> [What is expected]: Leave out the pictures and copy everything else below exactly.

┌──

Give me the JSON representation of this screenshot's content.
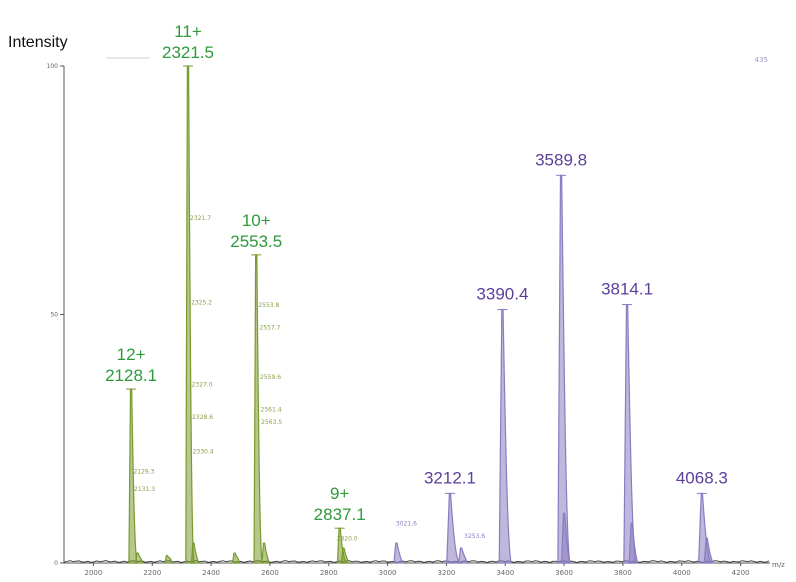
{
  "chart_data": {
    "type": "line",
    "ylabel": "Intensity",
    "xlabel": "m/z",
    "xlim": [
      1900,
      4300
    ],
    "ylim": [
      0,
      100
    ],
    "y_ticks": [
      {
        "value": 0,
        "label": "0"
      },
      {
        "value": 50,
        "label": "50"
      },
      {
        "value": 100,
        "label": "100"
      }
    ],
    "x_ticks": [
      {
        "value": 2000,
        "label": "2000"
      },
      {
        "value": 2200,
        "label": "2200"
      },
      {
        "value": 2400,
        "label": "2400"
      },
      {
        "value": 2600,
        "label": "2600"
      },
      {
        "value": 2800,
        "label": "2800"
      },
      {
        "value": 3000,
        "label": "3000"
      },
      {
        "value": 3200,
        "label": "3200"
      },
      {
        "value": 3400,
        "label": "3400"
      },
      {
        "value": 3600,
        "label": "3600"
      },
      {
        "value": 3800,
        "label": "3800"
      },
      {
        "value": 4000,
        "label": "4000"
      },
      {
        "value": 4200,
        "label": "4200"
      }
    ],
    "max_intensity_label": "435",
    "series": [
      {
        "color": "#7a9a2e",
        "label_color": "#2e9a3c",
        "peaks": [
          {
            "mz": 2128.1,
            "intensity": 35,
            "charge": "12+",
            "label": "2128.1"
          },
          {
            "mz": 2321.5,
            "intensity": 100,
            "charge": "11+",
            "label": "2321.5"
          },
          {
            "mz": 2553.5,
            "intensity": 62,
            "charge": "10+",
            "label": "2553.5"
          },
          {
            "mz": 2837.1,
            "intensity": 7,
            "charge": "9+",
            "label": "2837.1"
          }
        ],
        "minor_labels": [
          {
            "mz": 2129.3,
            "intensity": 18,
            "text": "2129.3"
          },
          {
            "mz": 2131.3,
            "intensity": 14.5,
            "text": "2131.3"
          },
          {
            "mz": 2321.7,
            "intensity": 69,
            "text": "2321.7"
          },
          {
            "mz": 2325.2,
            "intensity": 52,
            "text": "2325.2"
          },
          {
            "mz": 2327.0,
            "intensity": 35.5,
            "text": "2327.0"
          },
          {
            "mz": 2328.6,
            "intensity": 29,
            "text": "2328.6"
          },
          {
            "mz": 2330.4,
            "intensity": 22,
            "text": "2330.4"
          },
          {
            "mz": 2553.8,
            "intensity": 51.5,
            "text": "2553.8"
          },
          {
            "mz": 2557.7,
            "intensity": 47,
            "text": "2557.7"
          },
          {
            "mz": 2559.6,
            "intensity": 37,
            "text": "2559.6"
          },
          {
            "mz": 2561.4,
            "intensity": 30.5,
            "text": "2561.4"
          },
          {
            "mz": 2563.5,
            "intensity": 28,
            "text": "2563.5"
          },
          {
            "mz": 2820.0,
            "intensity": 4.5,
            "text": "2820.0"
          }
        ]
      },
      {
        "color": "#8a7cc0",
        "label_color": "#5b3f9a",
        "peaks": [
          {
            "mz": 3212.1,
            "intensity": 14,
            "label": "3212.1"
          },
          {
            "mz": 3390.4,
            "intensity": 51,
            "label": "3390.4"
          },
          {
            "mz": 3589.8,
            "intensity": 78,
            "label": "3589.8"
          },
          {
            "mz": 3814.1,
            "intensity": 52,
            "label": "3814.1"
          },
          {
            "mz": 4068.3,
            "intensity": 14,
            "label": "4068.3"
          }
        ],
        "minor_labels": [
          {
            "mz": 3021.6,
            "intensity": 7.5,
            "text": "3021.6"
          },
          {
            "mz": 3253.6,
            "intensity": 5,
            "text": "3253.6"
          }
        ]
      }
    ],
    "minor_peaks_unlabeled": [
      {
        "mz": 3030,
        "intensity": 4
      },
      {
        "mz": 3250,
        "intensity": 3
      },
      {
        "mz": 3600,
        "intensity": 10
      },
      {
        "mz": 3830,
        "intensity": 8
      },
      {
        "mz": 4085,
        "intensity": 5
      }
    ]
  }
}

└──

> [Output of the exercise]:
Give me the JSON representation of this screenshot's content.
{
  "chart_data": {
    "type": "line",
    "ylabel": "Intensity",
    "xlabel": "m/z",
    "xlim": [
      1900,
      4300
    ],
    "ylim": [
      0,
      100
    ],
    "y_ticks": [
      {
        "value": 0,
        "label": "0"
      },
      {
        "value": 50,
        "label": "50"
      },
      {
        "value": 100,
        "label": "100"
      }
    ],
    "x_ticks": [
      {
        "value": 2000,
        "label": "2000"
      },
      {
        "value": 2200,
        "label": "2200"
      },
      {
        "value": 2400,
        "label": "2400"
      },
      {
        "value": 2600,
        "label": "2600"
      },
      {
        "value": 2800,
        "label": "2800"
      },
      {
        "value": 3000,
        "label": "3000"
      },
      {
        "value": 3200,
        "label": "3200"
      },
      {
        "value": 3400,
        "label": "3400"
      },
      {
        "value": 3600,
        "label": "3600"
      },
      {
        "value": 3800,
        "label": "3800"
      },
      {
        "value": 4000,
        "label": "4000"
      },
      {
        "value": 4200,
        "label": "4200"
      }
    ],
    "max_intensity_label": "435",
    "series": [
      {
        "color": "#7a9a2e",
        "label_color": "#2e9a3c",
        "peaks": [
          {
            "mz": 2128.1,
            "intensity": 35,
            "charge": "12+",
            "label": "2128.1"
          },
          {
            "mz": 2321.5,
            "intensity": 100,
            "charge": "11+",
            "label": "2321.5"
          },
          {
            "mz": 2553.5,
            "intensity": 62,
            "charge": "10+",
            "label": "2553.5"
          },
          {
            "mz": 2837.1,
            "intensity": 7,
            "charge": "9+",
            "label": "2837.1"
          }
        ],
        "minor_labels": [
          {
            "mz": 2129.3,
            "intensity": 18,
            "text": "2129.3"
          },
          {
            "mz": 2131.3,
            "intensity": 14.5,
            "text": "2131.3"
          },
          {
            "mz": 2321.7,
            "intensity": 69,
            "text": "2321.7"
          },
          {
            "mz": 2325.2,
            "intensity": 52,
            "text": "2325.2"
          },
          {
            "mz": 2327.0,
            "intensity": 35.5,
            "text": "2327.0"
          },
          {
            "mz": 2328.6,
            "intensity": 29,
            "text": "2328.6"
          },
          {
            "mz": 2330.4,
            "intensity": 22,
            "text": "2330.4"
          },
          {
            "mz": 2553.8,
            "intensity": 51.5,
            "text": "2553.8"
          },
          {
            "mz": 2557.7,
            "intensity": 47,
            "text": "2557.7"
          },
          {
            "mz": 2559.6,
            "intensity": 37,
            "text": "2559.6"
          },
          {
            "mz": 2561.4,
            "intensity": 30.5,
            "text": "2561.4"
          },
          {
            "mz": 2563.5,
            "intensity": 28,
            "text": "2563.5"
          },
          {
            "mz": 2820.0,
            "intensity": 4.5,
            "text": "2820.0"
          }
        ]
      },
      {
        "color": "#8a7cc0",
        "label_color": "#5b3f9a",
        "peaks": [
          {
            "mz": 3212.1,
            "intensity": 14,
            "label": "3212.1"
          },
          {
            "mz": 3390.4,
            "intensity": 51,
            "label": "3390.4"
          },
          {
            "mz": 3589.8,
            "intensity": 78,
            "label": "3589.8"
          },
          {
            "mz": 3814.1,
            "intensity": 52,
            "label": "3814.1"
          },
          {
            "mz": 4068.3,
            "intensity": 14,
            "label": "4068.3"
          }
        ],
        "minor_labels": [
          {
            "mz": 3021.6,
            "intensity": 7.5,
            "text": "3021.6"
          },
          {
            "mz": 3253.6,
            "intensity": 5,
            "text": "3253.6"
          }
        ]
      }
    ],
    "minor_peaks_unlabeled": [
      {
        "mz": 3030,
        "intensity": 4
      },
      {
        "mz": 3250,
        "intensity": 3
      },
      {
        "mz": 3600,
        "intensity": 10
      },
      {
        "mz": 3830,
        "intensity": 8
      },
      {
        "mz": 4085,
        "intensity": 5
      }
    ]
  }
}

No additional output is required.